**WHAT IS NEEDED**.
Transcribe only what runs from the line containing "What's the underlying" through the final line below, exactly, and leave every picture out.

**EXERCISE DATA**.
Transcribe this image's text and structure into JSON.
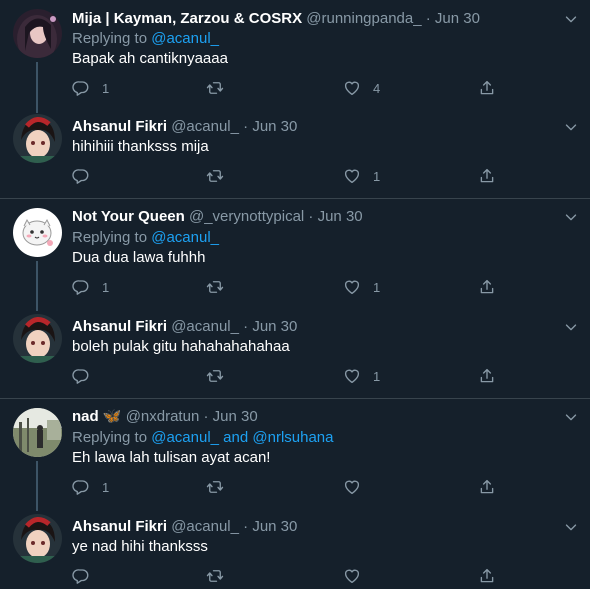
{
  "tweets": [
    {
      "name": "Mija | Kayman, Zarzou & COSRX",
      "handle": "@runningpanda_",
      "dot": "·",
      "date": "Jun 30",
      "replying_prefix": "Replying to",
      "mention1": "@acanul_",
      "text": "Bapak ah cantiknyaaaa",
      "reply_count": "1",
      "retweet_count": "",
      "like_count": "4"
    },
    {
      "name": "Ahsanul Fikri",
      "handle": "@acanul_",
      "dot": "·",
      "date": "Jun 30",
      "text": "hihihiii thanksss mija",
      "reply_count": "",
      "retweet_count": "",
      "like_count": "1"
    },
    {
      "name": "Not Your Queen",
      "handle": "@_verynottypical",
      "dot": "·",
      "date": "Jun 30",
      "replying_prefix": "Replying to",
      "mention1": "@acanul_",
      "text": "Dua dua lawa fuhhh",
      "reply_count": "1",
      "retweet_count": "",
      "like_count": "1"
    },
    {
      "name": "Ahsanul Fikri",
      "handle": "@acanul_",
      "dot": "·",
      "date": "Jun 30",
      "text": "boleh pulak gitu hahahahahahaa",
      "reply_count": "",
      "retweet_count": "",
      "like_count": "1"
    },
    {
      "name": "nad 🦋",
      "handle": "@nxdratun",
      "dot": "·",
      "date": "Jun 30",
      "replying_prefix": "Replying to",
      "mention1": "@acanul_",
      "and_word": "and",
      "mention2": "@nrlsuhana",
      "text": "Eh lawa lah tulisan ayat acan!",
      "reply_count": "1",
      "retweet_count": "",
      "like_count": ""
    },
    {
      "name": "Ahsanul Fikri",
      "handle": "@acanul_",
      "dot": "·",
      "date": "Jun 30",
      "text": "ye nad hihi thanksss",
      "reply_count": "",
      "retweet_count": "",
      "like_count": ""
    }
  ],
  "colors": {
    "background": "#15202b",
    "muted": "#8899a6",
    "accent": "#1da1f2",
    "divider": "#38444d"
  },
  "icons": [
    "reply-icon",
    "retweet-icon",
    "like-icon",
    "share-icon",
    "chevron-down-icon"
  ]
}
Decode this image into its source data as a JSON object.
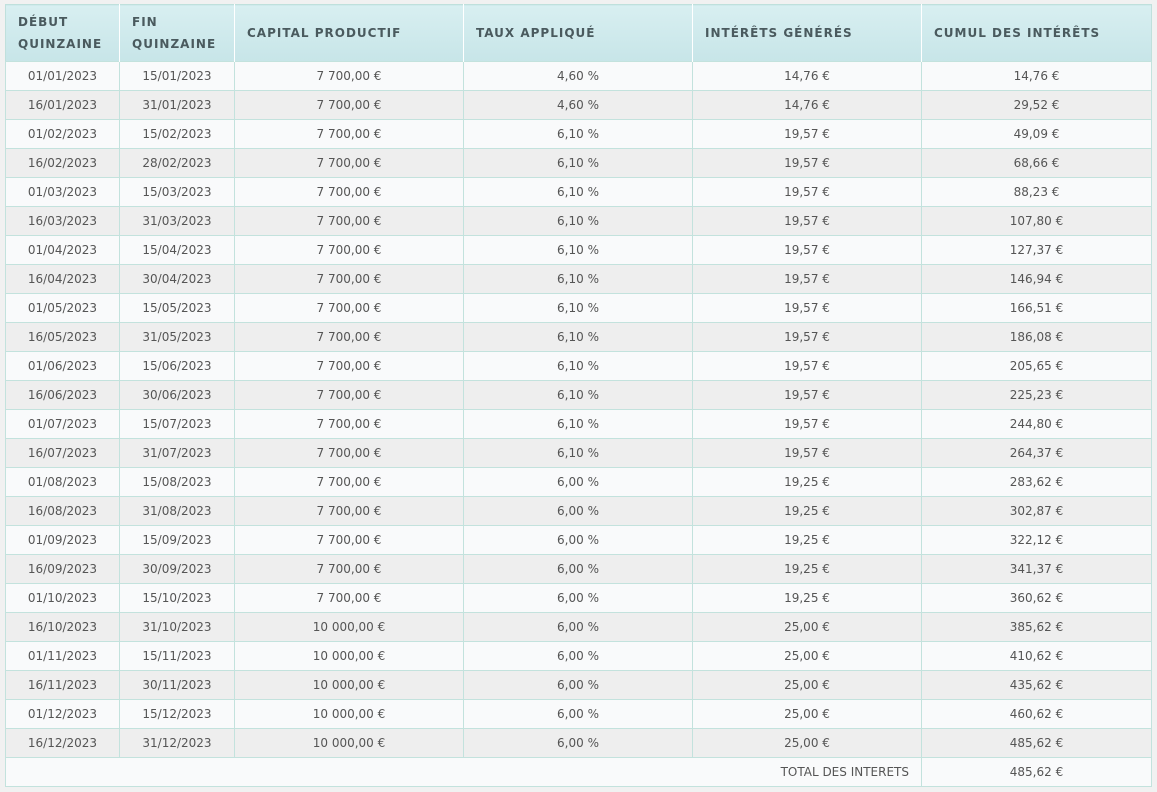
{
  "headers": [
    "DÉBUT QUINZAINE",
    "FIN QUINZAINE",
    "CAPITAL PRODUCTIF",
    "TAUX APPLIQUÉ",
    "INTÉRÊTS GÉNÉRÉS",
    "CUMUL DES INTÉRÊTS"
  ],
  "rows": [
    [
      "01/01/2023",
      "15/01/2023",
      "7 700,00 €",
      "4,60 %",
      "14,76 €",
      "14,76 €"
    ],
    [
      "16/01/2023",
      "31/01/2023",
      "7 700,00 €",
      "4,60 %",
      "14,76 €",
      "29,52 €"
    ],
    [
      "01/02/2023",
      "15/02/2023",
      "7 700,00 €",
      "6,10 %",
      "19,57 €",
      "49,09 €"
    ],
    [
      "16/02/2023",
      "28/02/2023",
      "7 700,00 €",
      "6,10 %",
      "19,57 €",
      "68,66 €"
    ],
    [
      "01/03/2023",
      "15/03/2023",
      "7 700,00 €",
      "6,10 %",
      "19,57 €",
      "88,23 €"
    ],
    [
      "16/03/2023",
      "31/03/2023",
      "7 700,00 €",
      "6,10 %",
      "19,57 €",
      "107,80 €"
    ],
    [
      "01/04/2023",
      "15/04/2023",
      "7 700,00 €",
      "6,10 %",
      "19,57 €",
      "127,37 €"
    ],
    [
      "16/04/2023",
      "30/04/2023",
      "7 700,00 €",
      "6,10 %",
      "19,57 €",
      "146,94 €"
    ],
    [
      "01/05/2023",
      "15/05/2023",
      "7 700,00 €",
      "6,10 %",
      "19,57 €",
      "166,51 €"
    ],
    [
      "16/05/2023",
      "31/05/2023",
      "7 700,00 €",
      "6,10 %",
      "19,57 €",
      "186,08 €"
    ],
    [
      "01/06/2023",
      "15/06/2023",
      "7 700,00 €",
      "6,10 %",
      "19,57 €",
      "205,65 €"
    ],
    [
      "16/06/2023",
      "30/06/2023",
      "7 700,00 €",
      "6,10 %",
      "19,57 €",
      "225,23 €"
    ],
    [
      "01/07/2023",
      "15/07/2023",
      "7 700,00 €",
      "6,10 %",
      "19,57 €",
      "244,80 €"
    ],
    [
      "16/07/2023",
      "31/07/2023",
      "7 700,00 €",
      "6,10 %",
      "19,57 €",
      "264,37 €"
    ],
    [
      "01/08/2023",
      "15/08/2023",
      "7 700,00 €",
      "6,00 %",
      "19,25 €",
      "283,62 €"
    ],
    [
      "16/08/2023",
      "31/08/2023",
      "7 700,00 €",
      "6,00 %",
      "19,25 €",
      "302,87 €"
    ],
    [
      "01/09/2023",
      "15/09/2023",
      "7 700,00 €",
      "6,00 %",
      "19,25 €",
      "322,12 €"
    ],
    [
      "16/09/2023",
      "30/09/2023",
      "7 700,00 €",
      "6,00 %",
      "19,25 €",
      "341,37 €"
    ],
    [
      "01/10/2023",
      "15/10/2023",
      "7 700,00 €",
      "6,00 %",
      "19,25 €",
      "360,62 €"
    ],
    [
      "16/10/2023",
      "31/10/2023",
      "10 000,00 €",
      "6,00 %",
      "25,00 €",
      "385,62 €"
    ],
    [
      "01/11/2023",
      "15/11/2023",
      "10 000,00 €",
      "6,00 %",
      "25,00 €",
      "410,62 €"
    ],
    [
      "16/11/2023",
      "30/11/2023",
      "10 000,00 €",
      "6,00 %",
      "25,00 €",
      "435,62 €"
    ],
    [
      "01/12/2023",
      "15/12/2023",
      "10 000,00 €",
      "6,00 %",
      "25,00 €",
      "460,62 €"
    ],
    [
      "16/12/2023",
      "31/12/2023",
      "10 000,00 €",
      "6,00 %",
      "25,00 €",
      "485,62 €"
    ]
  ],
  "total": {
    "label": "TOTAL DES INTERETS",
    "value": "485,62 €"
  }
}
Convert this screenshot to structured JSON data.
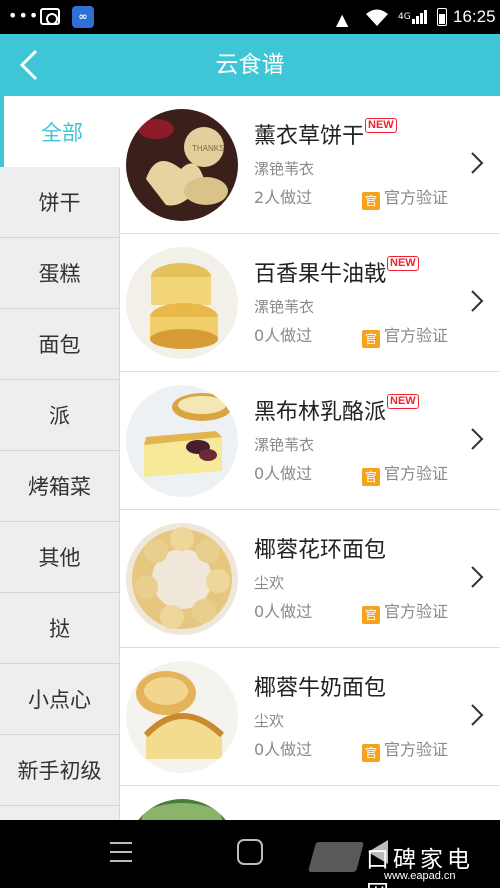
{
  "status_bar": {
    "dots": "•••",
    "network": "4G",
    "time": "16:25"
  },
  "header": {
    "title": "云食谱"
  },
  "sidebar": {
    "items": [
      {
        "label": "全部",
        "active": true
      },
      {
        "label": "饼干"
      },
      {
        "label": "蛋糕"
      },
      {
        "label": "面包"
      },
      {
        "label": "派"
      },
      {
        "label": "烤箱菜"
      },
      {
        "label": "其他"
      },
      {
        "label": "挞"
      },
      {
        "label": "小点心"
      },
      {
        "label": "新手初级"
      }
    ]
  },
  "recipes": [
    {
      "name": "薰衣草饼干",
      "new": "NEW",
      "author": "漯铯苇衣",
      "count": "2人做过",
      "badge": "官",
      "official": "官方验证"
    },
    {
      "name": "百香果牛油戟",
      "new": "NEW",
      "author": "漯铯苇衣",
      "count": "0人做过",
      "badge": "官",
      "official": "官方验证"
    },
    {
      "name": "黑布林乳酪派",
      "new": "NEW",
      "author": "漯铯苇衣",
      "count": "0人做过",
      "badge": "官",
      "official": "官方验证"
    },
    {
      "name": "椰蓉花环面包",
      "author": "尘欢",
      "count": "0人做过",
      "badge": "官",
      "official": "官方验证"
    },
    {
      "name": "椰蓉牛奶面包",
      "author": "尘欢",
      "count": "0人做过",
      "badge": "官",
      "official": "官方验证"
    }
  ],
  "watermark": {
    "name": "口碑家电网",
    "url": "www.eapad.cn"
  },
  "colors": {
    "accent": "#3ec6d6",
    "new_badge": "#e23333",
    "official_badge": "#f7a21c"
  },
  "icons": [
    "back-arrow-icon",
    "chevron-right-icon",
    "camera-icon",
    "wifi-icon",
    "signal-icon",
    "battery-icon",
    "menu-icon",
    "home-icon",
    "back-key-icon"
  ]
}
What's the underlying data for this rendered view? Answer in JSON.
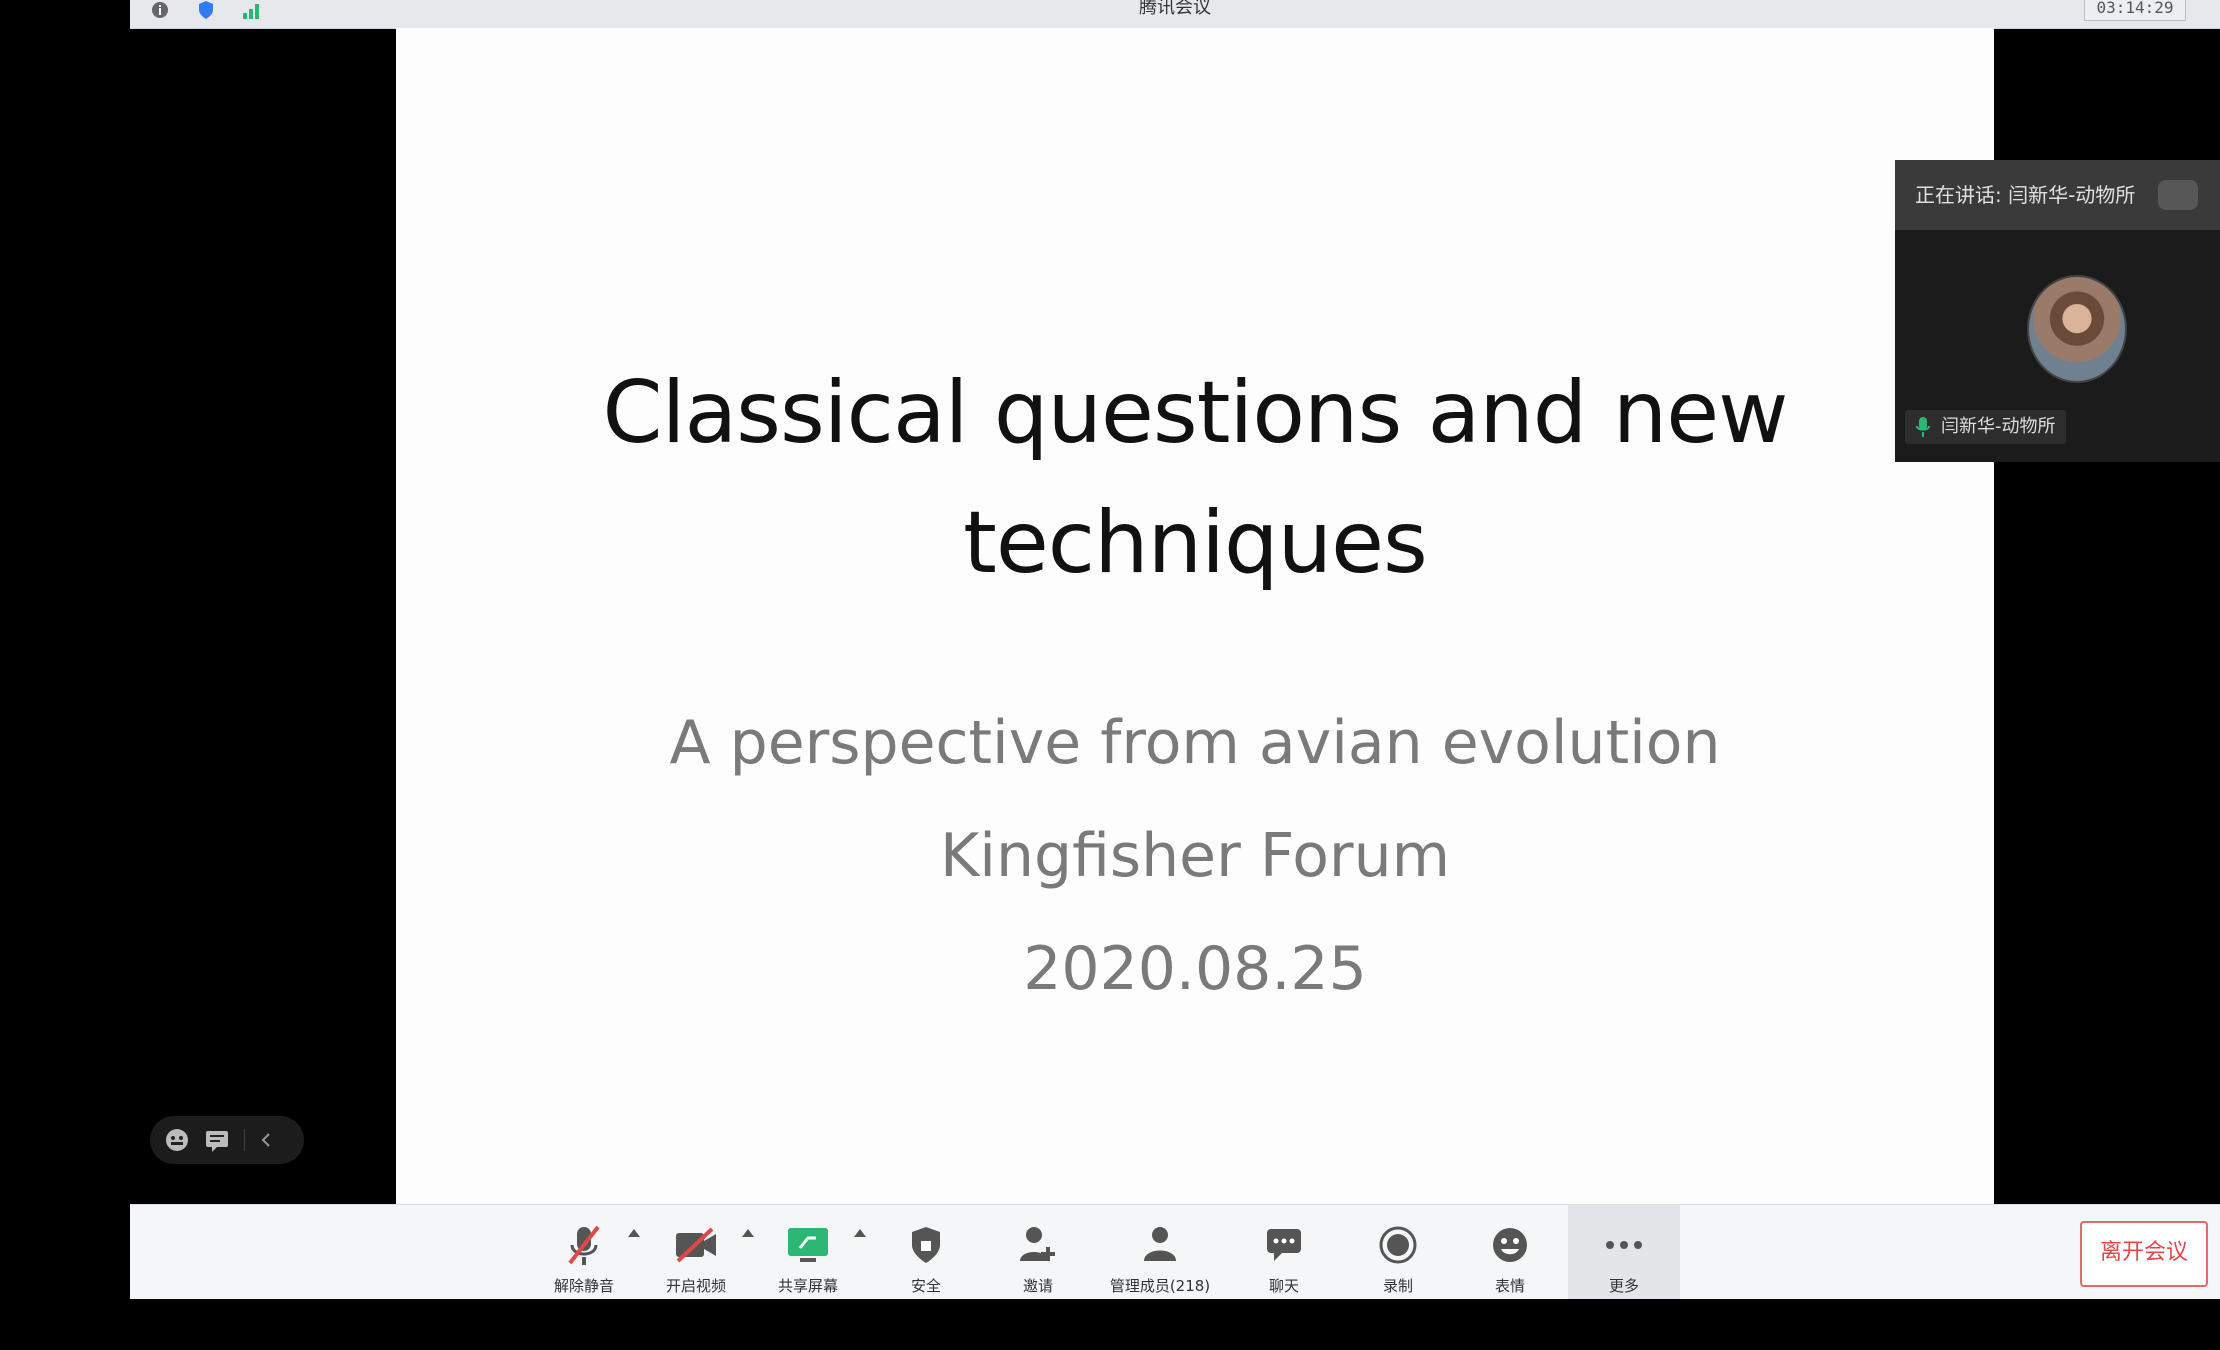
{
  "window": {
    "title": "腾讯会议",
    "time": "03:14:29"
  },
  "slide": {
    "title_line1": "Classical questions and new",
    "title_line2": "techniques",
    "subtitle": "A perspective from avian evolution",
    "event": "Kingfisher Forum",
    "date": "2020.08.25"
  },
  "speaker_panel": {
    "header": "正在讲话: 闫新华-动物所",
    "name": "闫新华-动物所"
  },
  "toolbar": {
    "items": [
      {
        "label": "解除静音",
        "icon": "muted-mic-icon"
      },
      {
        "label": "开启视频",
        "icon": "video-off-icon"
      },
      {
        "label": "共享屏幕",
        "icon": "share-screen-icon"
      },
      {
        "label": "安全",
        "icon": "security-icon"
      },
      {
        "label": "邀请",
        "icon": "invite-icon"
      },
      {
        "label": "管理成员(218)",
        "icon": "members-icon"
      },
      {
        "label": "聊天",
        "icon": "chat-icon"
      },
      {
        "label": "录制",
        "icon": "record-icon"
      },
      {
        "label": "表情",
        "icon": "emoji-icon"
      },
      {
        "label": "更多",
        "icon": "more-icon"
      }
    ],
    "leave_label": "离开会议"
  },
  "colors": {
    "accent_green": "#2bb673",
    "leave_red": "#e04848"
  }
}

**RIGHT ANSWER**.
What's the underlying data for this rendered view? Answer in JSON.
{
  "window": {
    "title": "腾讯会议",
    "time": "03:14:29"
  },
  "slide": {
    "title_line1": "Classical questions and new",
    "title_line2": "techniques",
    "subtitle": "A perspective from avian evolution",
    "event": "Kingfisher Forum",
    "date": "2020.08.25"
  },
  "speaker_panel": {
    "header": "正在讲话: 闫新华-动物所",
    "name": "闫新华-动物所"
  },
  "toolbar": {
    "items": [
      {
        "label": "解除静音",
        "icon": "muted-mic-icon"
      },
      {
        "label": "开启视频",
        "icon": "video-off-icon"
      },
      {
        "label": "共享屏幕",
        "icon": "share-screen-icon"
      },
      {
        "label": "安全",
        "icon": "security-icon"
      },
      {
        "label": "邀请",
        "icon": "invite-icon"
      },
      {
        "label": "管理成员(218)",
        "icon": "members-icon"
      },
      {
        "label": "聊天",
        "icon": "chat-icon"
      },
      {
        "label": "录制",
        "icon": "record-icon"
      },
      {
        "label": "表情",
        "icon": "emoji-icon"
      },
      {
        "label": "更多",
        "icon": "more-icon"
      }
    ],
    "leave_label": "离开会议"
  },
  "colors": {
    "accent_green": "#2bb673",
    "leave_red": "#e04848"
  }
}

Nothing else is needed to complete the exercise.